+++ SUPPLIED INFORMATION +++
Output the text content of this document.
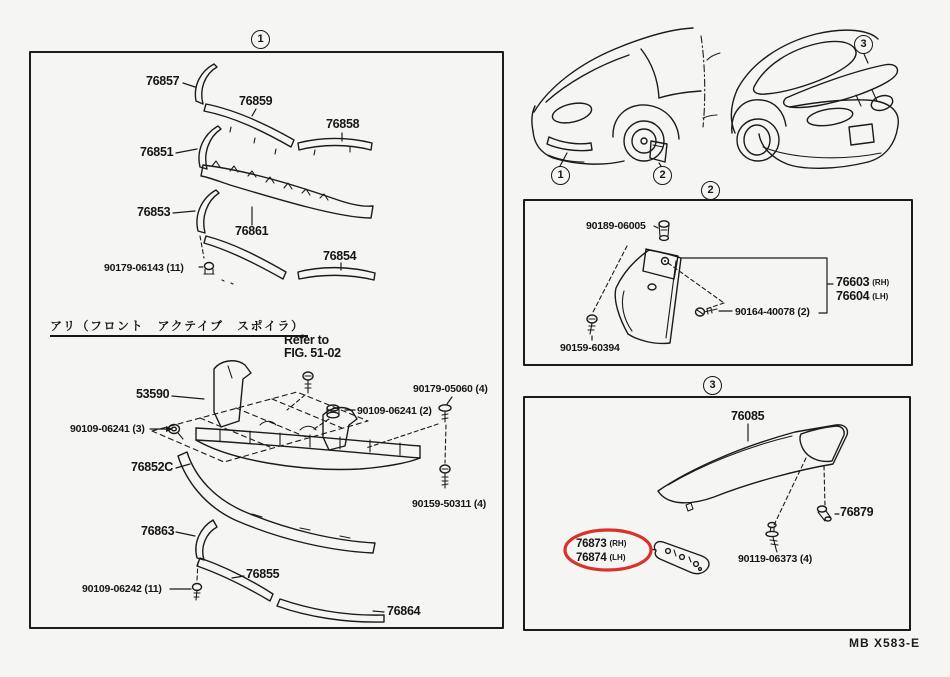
1
1	2
2
3
3
76857
76859
76858
76851
76853
76861
76854
90179-06143 (11)
アリ（フロント　アクテイブ　スポイラ）
Refer to
FIG. 51-02
53590	90179-05060 (4)
90109-06241 (2)
90109-06241 (3)
76852C
90159-50311 (4)
76863
76855
90109-06242 (11)
76864
90189-06005
76603 (RH)
76604 (LH)
90164-40078 (2)
90159-60394
76085
76879
90119-06373 (4)
76873 (RH)
76874 (LH)
MB X583-E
+++
- _DIRECTIONS_
Transcribe the material exactly, leaving every picture out.

- _RESPONSE TO THIS TASK_
Output the text content of this document.
1
1	2
2
3
3
76857
76859
76858
76851
76853
76861
76854
90179-06143 (11)
アリ（フロント　アクテイブ　スポイラ）
Refer to
FIG. 51-02
53590	90179-05060 (4)
90109-06241 (2)
90109-06241 (3)
76852C
90159-50311 (4)
76863
76855
90109-06242 (11)
76864
90189-06005
76603 (RH)
76604 (LH)
90164-40078 (2)
90159-60394
76085
76879
90119-06373 (4)
76873 (RH)
76874 (LH)
MB X583-E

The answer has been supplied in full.